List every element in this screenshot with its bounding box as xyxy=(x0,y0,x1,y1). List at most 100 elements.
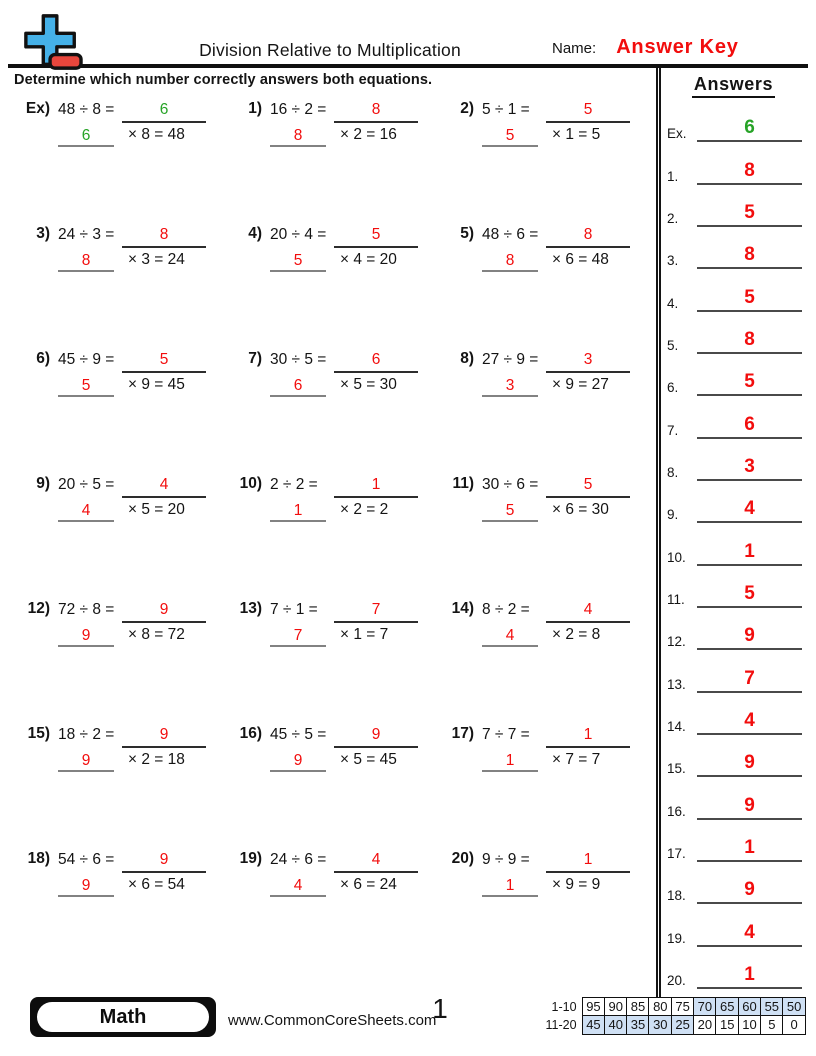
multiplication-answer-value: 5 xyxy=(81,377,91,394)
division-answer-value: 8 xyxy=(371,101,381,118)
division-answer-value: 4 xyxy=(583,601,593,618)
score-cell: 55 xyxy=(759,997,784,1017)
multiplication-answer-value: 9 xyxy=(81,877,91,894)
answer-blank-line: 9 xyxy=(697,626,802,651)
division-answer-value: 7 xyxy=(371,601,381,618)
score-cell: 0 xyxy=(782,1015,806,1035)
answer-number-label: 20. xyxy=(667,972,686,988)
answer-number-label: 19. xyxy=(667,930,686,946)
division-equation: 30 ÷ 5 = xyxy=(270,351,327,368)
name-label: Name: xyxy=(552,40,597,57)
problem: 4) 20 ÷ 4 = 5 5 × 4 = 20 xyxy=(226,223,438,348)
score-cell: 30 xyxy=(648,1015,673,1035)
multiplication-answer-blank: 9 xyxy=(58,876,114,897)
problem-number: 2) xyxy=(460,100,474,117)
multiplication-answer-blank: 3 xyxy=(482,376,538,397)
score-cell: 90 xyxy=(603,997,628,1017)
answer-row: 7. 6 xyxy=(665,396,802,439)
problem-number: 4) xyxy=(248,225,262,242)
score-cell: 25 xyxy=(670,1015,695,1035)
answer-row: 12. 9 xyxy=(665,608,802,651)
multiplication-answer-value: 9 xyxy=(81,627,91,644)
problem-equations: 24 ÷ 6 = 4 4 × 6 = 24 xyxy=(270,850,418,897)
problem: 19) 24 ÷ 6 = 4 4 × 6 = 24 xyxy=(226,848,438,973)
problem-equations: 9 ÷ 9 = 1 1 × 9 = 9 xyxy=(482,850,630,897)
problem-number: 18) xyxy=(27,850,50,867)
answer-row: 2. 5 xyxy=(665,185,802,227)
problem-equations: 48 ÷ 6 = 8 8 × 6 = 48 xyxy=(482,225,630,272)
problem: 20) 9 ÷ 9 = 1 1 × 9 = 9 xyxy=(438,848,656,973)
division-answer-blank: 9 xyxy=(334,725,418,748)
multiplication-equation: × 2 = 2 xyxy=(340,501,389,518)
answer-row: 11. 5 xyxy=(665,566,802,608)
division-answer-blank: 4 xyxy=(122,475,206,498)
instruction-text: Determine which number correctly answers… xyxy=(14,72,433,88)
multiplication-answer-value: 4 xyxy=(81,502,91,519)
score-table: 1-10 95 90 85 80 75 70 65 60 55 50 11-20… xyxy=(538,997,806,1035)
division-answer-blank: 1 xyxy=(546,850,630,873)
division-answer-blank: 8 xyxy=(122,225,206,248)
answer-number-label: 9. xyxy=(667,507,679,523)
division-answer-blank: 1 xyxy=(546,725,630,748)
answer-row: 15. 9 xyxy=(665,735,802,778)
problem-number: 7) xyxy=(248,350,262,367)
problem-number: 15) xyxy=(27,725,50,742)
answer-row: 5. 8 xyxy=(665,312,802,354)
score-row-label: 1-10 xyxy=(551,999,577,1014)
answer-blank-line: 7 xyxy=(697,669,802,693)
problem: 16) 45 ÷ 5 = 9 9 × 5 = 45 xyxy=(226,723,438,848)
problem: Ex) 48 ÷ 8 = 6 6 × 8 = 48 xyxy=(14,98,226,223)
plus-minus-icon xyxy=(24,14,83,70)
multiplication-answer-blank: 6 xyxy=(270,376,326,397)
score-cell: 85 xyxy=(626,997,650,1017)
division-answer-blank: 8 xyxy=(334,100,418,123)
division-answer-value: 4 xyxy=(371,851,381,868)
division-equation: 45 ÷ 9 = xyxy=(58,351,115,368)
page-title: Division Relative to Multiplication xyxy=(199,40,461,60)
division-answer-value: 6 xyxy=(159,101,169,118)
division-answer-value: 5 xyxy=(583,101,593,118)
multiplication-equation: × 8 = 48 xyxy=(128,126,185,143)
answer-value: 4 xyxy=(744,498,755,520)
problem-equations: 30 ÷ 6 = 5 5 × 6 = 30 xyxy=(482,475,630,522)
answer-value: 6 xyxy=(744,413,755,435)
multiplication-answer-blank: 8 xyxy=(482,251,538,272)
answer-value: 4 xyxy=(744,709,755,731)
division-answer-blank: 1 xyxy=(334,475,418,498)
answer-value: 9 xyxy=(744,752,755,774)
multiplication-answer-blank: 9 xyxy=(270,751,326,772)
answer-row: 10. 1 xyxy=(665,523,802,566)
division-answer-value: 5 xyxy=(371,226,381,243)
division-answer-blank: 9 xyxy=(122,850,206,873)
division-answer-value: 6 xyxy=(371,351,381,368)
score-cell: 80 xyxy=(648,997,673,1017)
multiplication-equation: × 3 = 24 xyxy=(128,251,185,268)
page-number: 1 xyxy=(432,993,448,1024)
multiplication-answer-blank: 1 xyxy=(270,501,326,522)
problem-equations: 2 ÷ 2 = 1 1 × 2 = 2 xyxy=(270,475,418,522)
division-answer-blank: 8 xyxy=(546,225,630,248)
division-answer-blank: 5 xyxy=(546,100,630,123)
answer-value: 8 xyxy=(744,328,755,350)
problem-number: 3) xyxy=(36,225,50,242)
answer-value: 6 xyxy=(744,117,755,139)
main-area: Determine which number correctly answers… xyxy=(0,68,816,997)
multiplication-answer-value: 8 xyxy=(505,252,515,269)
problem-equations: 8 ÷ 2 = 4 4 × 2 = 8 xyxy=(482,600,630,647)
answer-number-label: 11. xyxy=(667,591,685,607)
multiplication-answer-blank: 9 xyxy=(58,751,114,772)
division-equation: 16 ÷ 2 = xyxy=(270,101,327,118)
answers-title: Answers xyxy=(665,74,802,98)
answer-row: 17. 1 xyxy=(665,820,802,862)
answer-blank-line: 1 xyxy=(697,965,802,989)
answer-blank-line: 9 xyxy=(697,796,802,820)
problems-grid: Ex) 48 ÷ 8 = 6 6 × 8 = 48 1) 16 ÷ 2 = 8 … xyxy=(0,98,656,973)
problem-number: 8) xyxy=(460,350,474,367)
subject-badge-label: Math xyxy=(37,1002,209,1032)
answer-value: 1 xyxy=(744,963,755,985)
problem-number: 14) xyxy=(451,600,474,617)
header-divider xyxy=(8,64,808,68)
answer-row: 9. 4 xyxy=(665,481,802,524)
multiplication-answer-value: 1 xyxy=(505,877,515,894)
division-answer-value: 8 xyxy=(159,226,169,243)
* * *
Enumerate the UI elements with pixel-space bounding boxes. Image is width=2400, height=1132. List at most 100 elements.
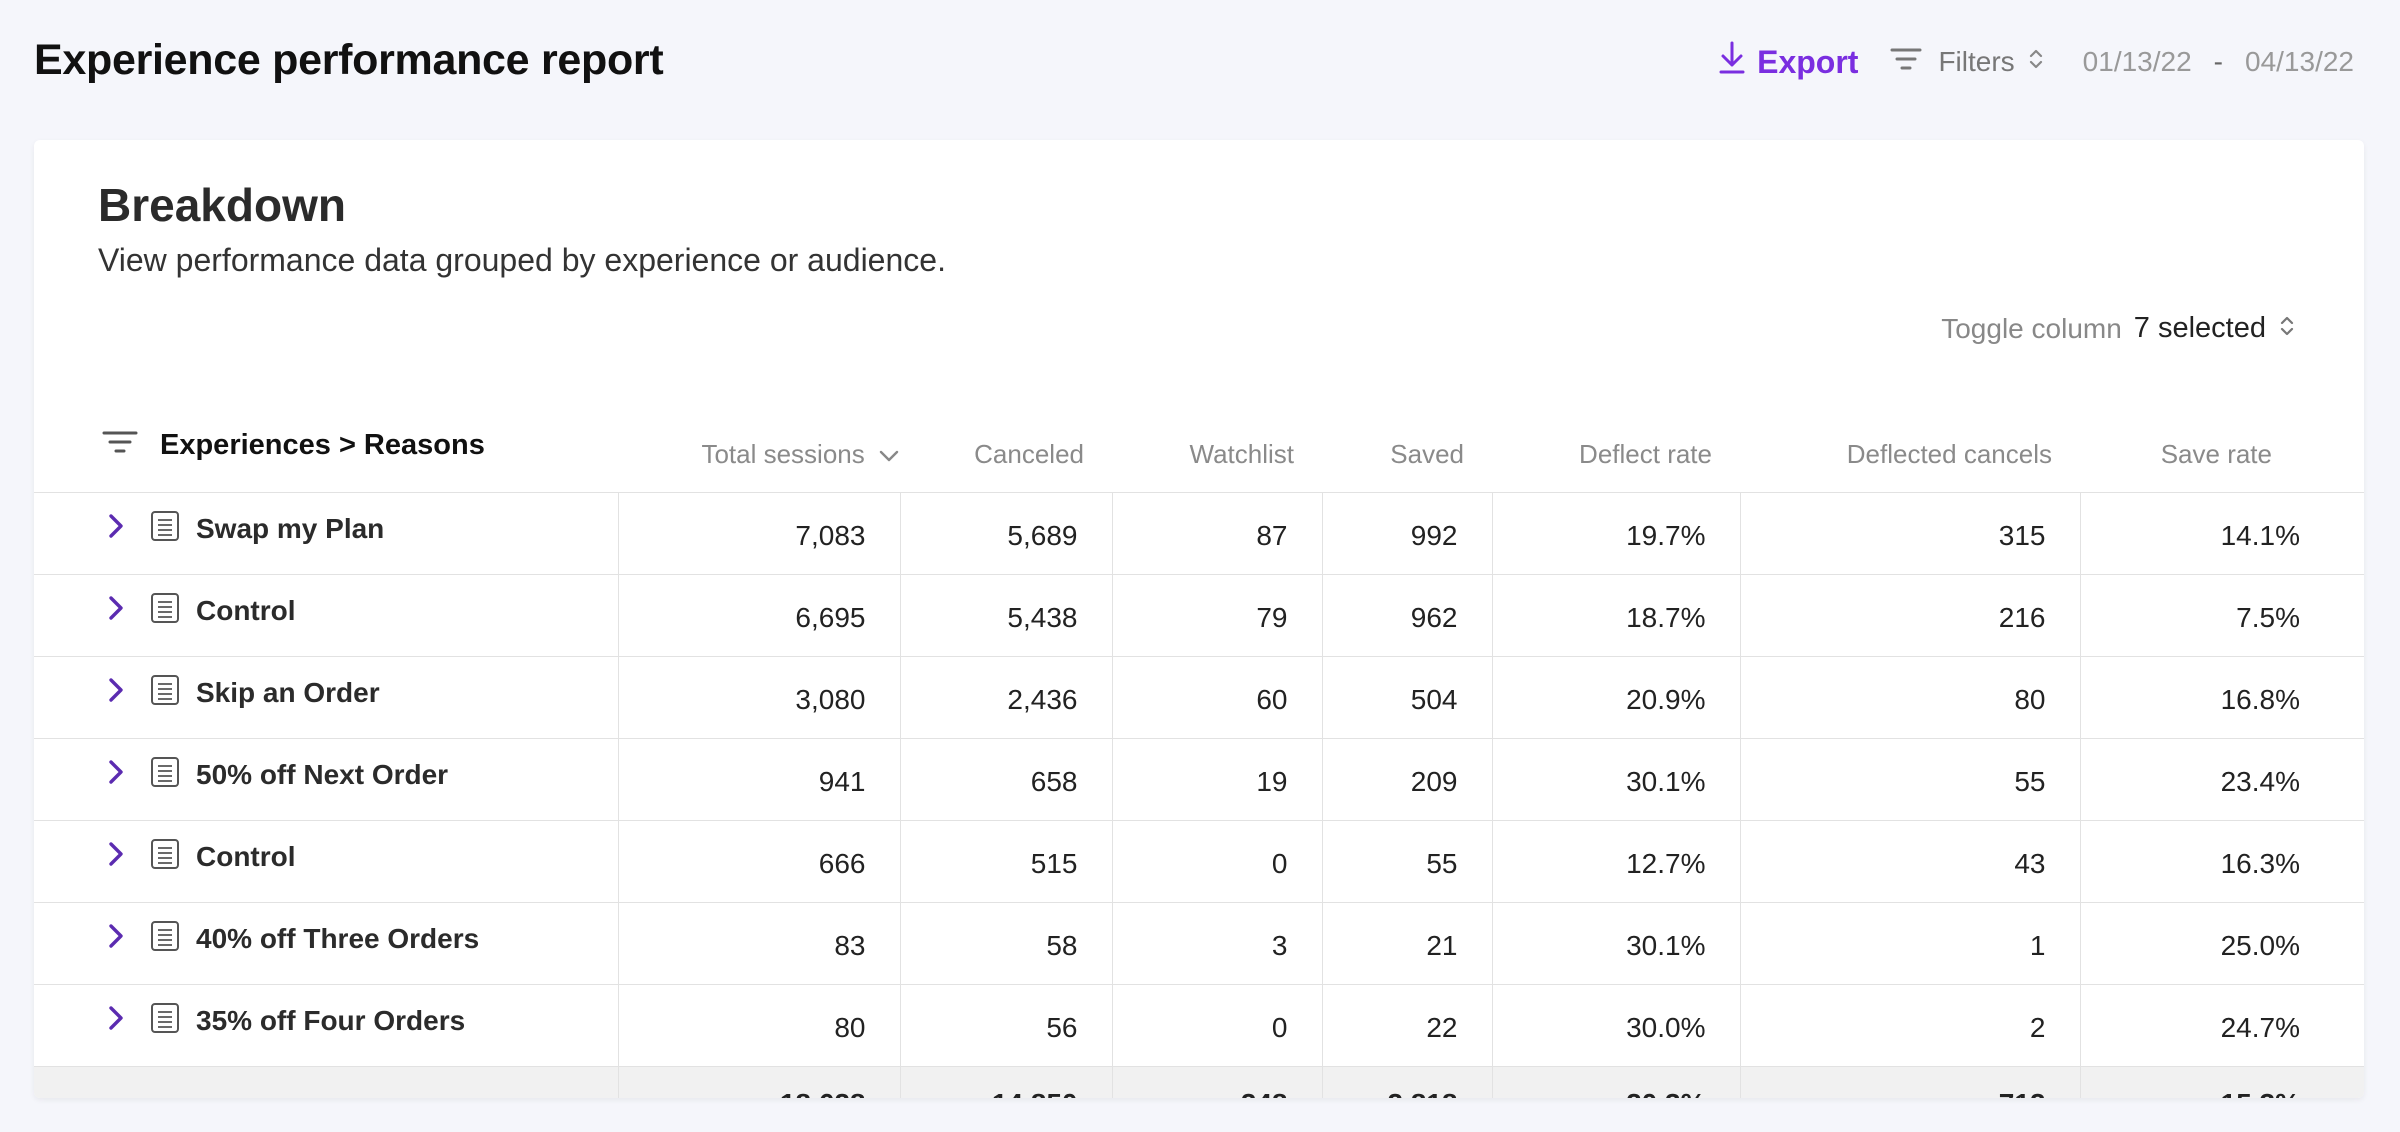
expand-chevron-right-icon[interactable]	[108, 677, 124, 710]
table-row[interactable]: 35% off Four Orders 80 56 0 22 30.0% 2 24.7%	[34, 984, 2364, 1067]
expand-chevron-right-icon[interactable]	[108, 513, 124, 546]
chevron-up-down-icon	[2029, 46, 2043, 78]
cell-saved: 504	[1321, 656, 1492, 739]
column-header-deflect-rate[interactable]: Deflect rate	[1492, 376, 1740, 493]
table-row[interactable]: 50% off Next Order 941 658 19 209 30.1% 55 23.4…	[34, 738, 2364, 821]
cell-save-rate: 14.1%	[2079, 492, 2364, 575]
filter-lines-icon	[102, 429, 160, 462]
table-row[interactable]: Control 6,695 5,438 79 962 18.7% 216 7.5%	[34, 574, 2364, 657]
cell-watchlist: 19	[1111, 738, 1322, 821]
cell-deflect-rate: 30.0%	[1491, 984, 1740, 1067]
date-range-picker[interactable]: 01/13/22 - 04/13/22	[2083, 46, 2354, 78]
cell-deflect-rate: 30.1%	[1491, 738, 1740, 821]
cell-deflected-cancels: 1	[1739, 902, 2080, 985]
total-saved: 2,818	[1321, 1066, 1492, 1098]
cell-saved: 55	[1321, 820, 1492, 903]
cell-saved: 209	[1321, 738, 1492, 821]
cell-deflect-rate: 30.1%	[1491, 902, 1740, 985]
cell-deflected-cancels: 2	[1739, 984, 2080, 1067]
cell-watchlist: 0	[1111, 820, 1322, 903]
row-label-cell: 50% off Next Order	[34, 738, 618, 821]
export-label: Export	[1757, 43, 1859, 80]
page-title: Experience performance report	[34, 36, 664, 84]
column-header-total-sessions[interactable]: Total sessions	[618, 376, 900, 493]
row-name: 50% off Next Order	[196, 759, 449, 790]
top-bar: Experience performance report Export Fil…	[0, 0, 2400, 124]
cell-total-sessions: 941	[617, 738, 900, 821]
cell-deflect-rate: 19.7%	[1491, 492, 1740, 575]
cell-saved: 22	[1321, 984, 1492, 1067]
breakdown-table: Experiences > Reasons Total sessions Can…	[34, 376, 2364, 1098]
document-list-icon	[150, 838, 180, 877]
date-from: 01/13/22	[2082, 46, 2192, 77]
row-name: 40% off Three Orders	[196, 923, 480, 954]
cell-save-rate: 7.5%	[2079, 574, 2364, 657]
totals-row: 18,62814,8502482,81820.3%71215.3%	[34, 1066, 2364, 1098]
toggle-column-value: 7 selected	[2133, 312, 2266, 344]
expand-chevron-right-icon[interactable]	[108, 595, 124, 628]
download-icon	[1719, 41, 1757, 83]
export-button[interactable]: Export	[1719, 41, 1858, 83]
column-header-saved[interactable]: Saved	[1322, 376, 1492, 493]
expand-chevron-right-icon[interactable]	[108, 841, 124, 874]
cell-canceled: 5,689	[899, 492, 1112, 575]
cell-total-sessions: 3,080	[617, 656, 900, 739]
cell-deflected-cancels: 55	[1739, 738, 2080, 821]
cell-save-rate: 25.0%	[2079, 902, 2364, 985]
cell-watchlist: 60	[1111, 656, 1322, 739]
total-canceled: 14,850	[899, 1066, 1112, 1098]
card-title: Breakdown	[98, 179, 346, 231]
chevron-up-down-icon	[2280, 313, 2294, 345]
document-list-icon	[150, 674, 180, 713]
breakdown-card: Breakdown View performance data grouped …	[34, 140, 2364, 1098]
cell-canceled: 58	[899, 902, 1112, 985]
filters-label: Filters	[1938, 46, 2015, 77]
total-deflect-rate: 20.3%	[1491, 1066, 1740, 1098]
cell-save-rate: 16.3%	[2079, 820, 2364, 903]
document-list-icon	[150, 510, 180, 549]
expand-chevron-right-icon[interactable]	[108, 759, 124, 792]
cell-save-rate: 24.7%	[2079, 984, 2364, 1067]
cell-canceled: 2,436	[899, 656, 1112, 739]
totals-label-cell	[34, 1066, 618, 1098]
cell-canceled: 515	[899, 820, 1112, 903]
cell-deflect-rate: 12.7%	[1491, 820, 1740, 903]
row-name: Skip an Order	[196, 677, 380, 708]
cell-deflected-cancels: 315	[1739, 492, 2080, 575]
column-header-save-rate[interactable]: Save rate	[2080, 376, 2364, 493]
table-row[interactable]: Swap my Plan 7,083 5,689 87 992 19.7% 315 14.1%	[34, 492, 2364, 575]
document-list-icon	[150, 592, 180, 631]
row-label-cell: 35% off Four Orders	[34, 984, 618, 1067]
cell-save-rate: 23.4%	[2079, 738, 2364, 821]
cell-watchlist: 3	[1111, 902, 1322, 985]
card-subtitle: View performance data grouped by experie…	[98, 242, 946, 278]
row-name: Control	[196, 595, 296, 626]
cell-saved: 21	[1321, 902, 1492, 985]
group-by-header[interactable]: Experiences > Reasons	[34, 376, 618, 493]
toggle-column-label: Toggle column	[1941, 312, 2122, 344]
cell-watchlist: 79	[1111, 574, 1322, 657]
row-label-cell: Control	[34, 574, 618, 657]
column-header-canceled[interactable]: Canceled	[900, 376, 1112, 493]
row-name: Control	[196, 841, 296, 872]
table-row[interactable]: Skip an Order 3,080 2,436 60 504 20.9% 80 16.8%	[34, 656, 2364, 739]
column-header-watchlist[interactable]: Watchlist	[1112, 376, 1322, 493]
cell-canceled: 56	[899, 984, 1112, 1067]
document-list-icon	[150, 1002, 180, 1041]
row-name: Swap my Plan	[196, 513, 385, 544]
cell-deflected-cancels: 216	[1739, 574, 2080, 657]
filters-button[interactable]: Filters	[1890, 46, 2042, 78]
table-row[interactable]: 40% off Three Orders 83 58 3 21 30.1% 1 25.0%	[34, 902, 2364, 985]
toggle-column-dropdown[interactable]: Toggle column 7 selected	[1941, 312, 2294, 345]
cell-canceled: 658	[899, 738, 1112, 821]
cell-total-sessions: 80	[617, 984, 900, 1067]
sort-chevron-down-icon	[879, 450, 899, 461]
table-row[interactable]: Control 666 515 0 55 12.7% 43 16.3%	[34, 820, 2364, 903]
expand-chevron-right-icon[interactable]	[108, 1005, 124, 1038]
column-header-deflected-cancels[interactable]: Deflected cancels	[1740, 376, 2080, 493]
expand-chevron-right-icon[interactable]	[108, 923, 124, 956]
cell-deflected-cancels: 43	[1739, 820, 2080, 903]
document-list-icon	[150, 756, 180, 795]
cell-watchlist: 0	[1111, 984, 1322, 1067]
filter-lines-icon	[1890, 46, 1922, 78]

TASK REQUIREMENTS
Find every line in the listing above that contains the string "Skip", matching case exactly, and copy each of those lines.

FULL RESPONSE
row-name: Skip an Order	[196, 677, 380, 708]
table-row[interactable]: Skip an Order 3,080 2,436 60 504 20.9% 80 16.8%	[34, 656, 2364, 739]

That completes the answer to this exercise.